§ **Requirement A**: In the entries below, take everything from the line containing "y-tick-label: 0.07 xyxy=(88,549,117,564)" down to the line containing "x-tick-label: 6 xyxy=(773,479,781,494)", both included, and put those lines into a JSON list of strings, one string per line, with blank lines left out.
* Start Source extract *
# what to use?



## shooter tom (Nov 27, 2008)

hi 
im looking to buy my first rifle after using an air rifle and was wondering what can kill rabbits at a greater distance with the shot flying as flat a possible a 22 or a 177?

any help please


----------



## Kelly Hannan (Jan 9, 2007)

I have a Savage 17HMR, 3-9x40 scope, bi-pod, sling, I have both stocks(black synthetic, and Boyd's Wood), 2 clips. This would be good for bunnies out to about 100 yards. I could e-mail pictures if interested


----------



## carp_killer (Nov 24, 2006)

.22 mag would be a great rabbit gun


----------



## cut'em (Oct 23, 2004)

The question has to be answered with a 177 your asking which wil fly flater and faster. Since you will be shooting mostly at sitting rabbits you can be a bit more accurate with the 177 dialed in for head shots make sure you go with the pointed pellets.


----------



## Bernie P. (Sep 25, 2008)

All I ever needed was the good old .22 Long Rifle.Anything more bumps the cost of ammo and most guns up quite a bit.If you feel you need to shoot long distance I'd suggest just getting something like a .243 Win.Bucks wind better than most anything else plus if you decide to go after deer you're all set.I would stick with head shots to avoid meat loss on small game.


----------



## Lemmy (Jan 24, 2008)

Since this is your first rifle get the 22, ammo is cheap, so you can afford to shoot it more. You ask whats the effective range: the effective range is only effective if you can hit your intended target. So practice up.


----------



## Ruthless (Nov 6, 2008)
* End Source extract *
§ **Requirement B**:
Answer from the forum thread:
(i) What size is the scope on Kelly Hannan's Savage 17HMR?
(ii) What does carp_killer call a great rabbit gun?
(iii) What cartridge does Bernie P. suggest for shooting long distance?
* Start Data *
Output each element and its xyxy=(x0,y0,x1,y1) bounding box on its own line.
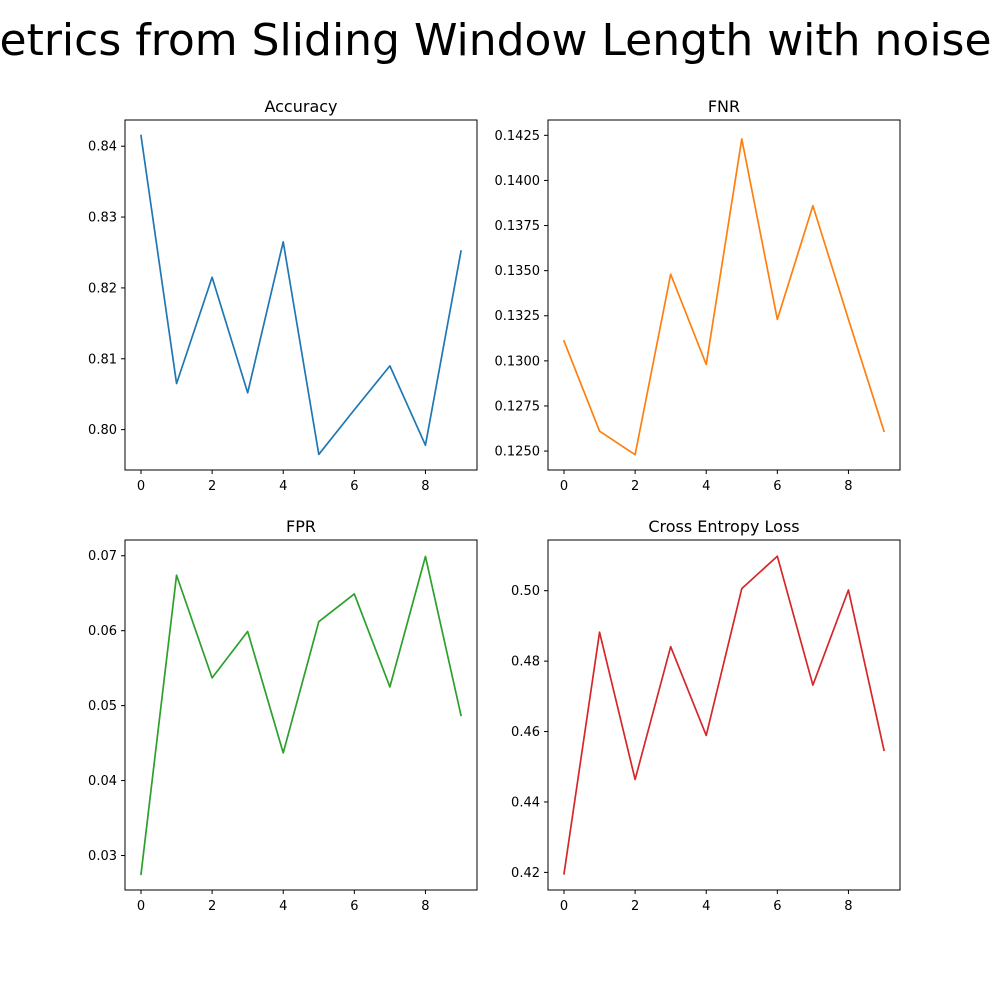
y-tick-label: 0.07 xyxy=(88,549,117,564)
series-line xyxy=(563,555,886,875)
subplot-0: Accuracy 0 2 4 6 8 0.80 0.81 0.82 0.83 0.84 xyxy=(88,97,478,494)
subplot-title: FPR xyxy=(286,517,316,536)
y-tick-label: 0.48 xyxy=(511,655,540,670)
y-tick-label: 0.1275 xyxy=(495,399,541,414)
x-tick-label: 0 xyxy=(137,899,145,914)
y-tick-label: 0.81 xyxy=(88,352,117,367)
y-tick-label: 0.82 xyxy=(88,281,117,296)
y-tick-label: 0.1300 xyxy=(495,354,541,369)
subplot-1: FNR 0 2 4 6 8 0.1250 0.1275 0.1300 0.1325 0.1350 0.… xyxy=(495,97,901,494)
y-tick-label: 0.44 xyxy=(511,795,540,810)
x-tick-label: 6 xyxy=(773,479,781,494)
y-tick-label: 0.84 xyxy=(88,140,117,155)
x-tick-label: 0 xyxy=(560,479,568,494)
axes-frame xyxy=(124,119,478,471)
axes-frame xyxy=(547,539,901,891)
x-tick-label: 2 xyxy=(208,479,216,494)
subplot-3: Cross Entropy Loss 0 2 4 6 8 0.42 0.44 0.46 0.48 0… xyxy=(511,517,901,914)
x-tick-label: 2 xyxy=(631,479,639,494)
series-line xyxy=(140,134,462,456)
subplot-2: FPR 0 2 4 6 8 0.03 0.04 0.05 0.06 0.07 xyxy=(88,517,478,914)
y-tick-label: 0.05 xyxy=(88,699,117,714)
x-tick-label: 8 xyxy=(421,479,429,494)
subplot-title: Cross Entropy Loss xyxy=(648,517,799,536)
x-tick-label: 4 xyxy=(279,899,287,914)
y-tick-label: 0.1375 xyxy=(495,219,541,234)
series-line xyxy=(140,555,463,876)
y-tick-label: 0.06 xyxy=(88,624,117,639)
x-tick-label: 0 xyxy=(137,479,145,494)
x-tick-label: 8 xyxy=(844,899,852,914)
axes-frame xyxy=(124,539,478,891)
x-tick-label: 2 xyxy=(208,899,216,914)
x-tick-label: 0 xyxy=(560,899,568,914)
y-tick-label: 0.04 xyxy=(88,774,117,789)
x-tick-label: 6 xyxy=(773,899,781,914)
x-tick-label: 6 xyxy=(350,479,358,494)
y-tick-label: 0.1425 xyxy=(495,129,541,144)
series-line xyxy=(562,138,886,456)
x-tick-label: 2 xyxy=(631,899,639,914)
x-tick-label: 8 xyxy=(844,479,852,494)
y-tick-label: 0.1325 xyxy=(495,309,541,324)
axes-frame xyxy=(547,119,901,471)
x-tick-label: 8 xyxy=(421,899,429,914)
y-tick-label: 0.42 xyxy=(511,866,540,881)
y-tick-label: 0.50 xyxy=(511,584,540,599)
y-tick-label: 0.03 xyxy=(88,849,117,864)
y-tick-label: 0.1400 xyxy=(495,174,541,189)
subplot-title: Accuracy xyxy=(264,97,337,116)
x-tick-label: 4 xyxy=(702,479,710,494)
y-tick-label: 0.1250 xyxy=(495,445,541,460)
y-tick-label: 0.80 xyxy=(88,423,117,438)
x-tick-label: 4 xyxy=(279,479,287,494)
figure-suptitle: Metrics from Sliding Window Length with … xyxy=(0,15,1000,66)
subplots: Accuracy 0 2 4 6 8 0.80 0.81 0.82 0.83 0.84 FNR 0 2 4 6… xyxy=(88,97,901,914)
y-tick-label: 0.83 xyxy=(88,211,117,226)
subplot-title: FNR xyxy=(708,97,740,116)
x-tick-label: 6 xyxy=(350,899,358,914)
x-tick-label: 4 xyxy=(702,899,710,914)
y-tick-label: 0.46 xyxy=(511,725,540,740)
y-tick-label: 0.1350 xyxy=(495,264,541,279)
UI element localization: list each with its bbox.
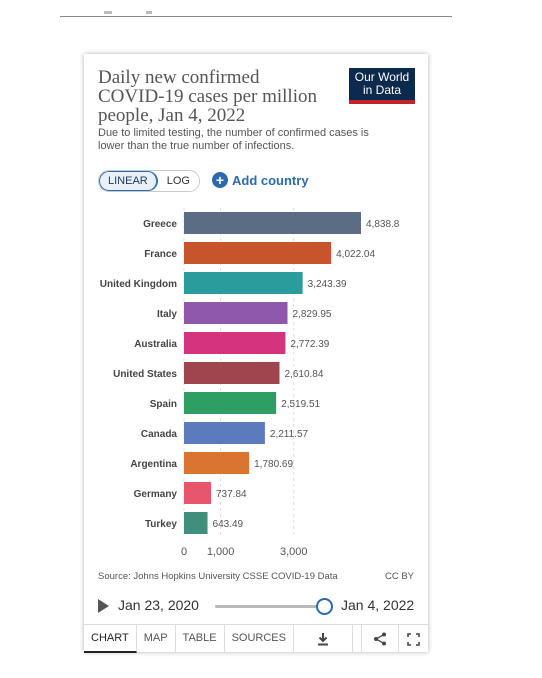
* End Data *
§ **Task solution A**:
[
  "y-tick-label: 0.07 xyxy=(88,549,117,564)",
  "series-line xyxy=(563,555,886,875)",
  "subplot-0: Accuracy 0 2 4 6 8 0.80 0.81 0.82 0.83 0.84 xyxy=(88,97,478,494)",
  "subplot-title: FPR xyxy=(286,517,316,536)",
  "y-tick-label: 0.48 xyxy=(511,655,540,670)",
  "y-tick-label: 0.1275 xyxy=(495,399,541,414)",
  "x-tick-label: 0 xyxy=(137,899,145,914)",
  "y-tick-label: 0.81 xyxy=(88,352,117,367)",
  "y-tick-label: 0.82 xyxy=(88,281,117,296)",
  "y-tick-label: 0.1300 xyxy=(495,354,541,369)",
  "subplot-1: FNR 0 2 4 6 8 0.1250 0.1275 0.1300 0.1325 0.1350 0.… xyxy=(495,97,901,494)",
  "y-tick-label: 0.44 xyxy=(511,795,540,810)",
  "x-tick-label: 6 xyxy=(773,479,781,494)"
]

§ **Task solution B**:
(i) 3-9x40
(ii) .22 mag
(iii) .243 Win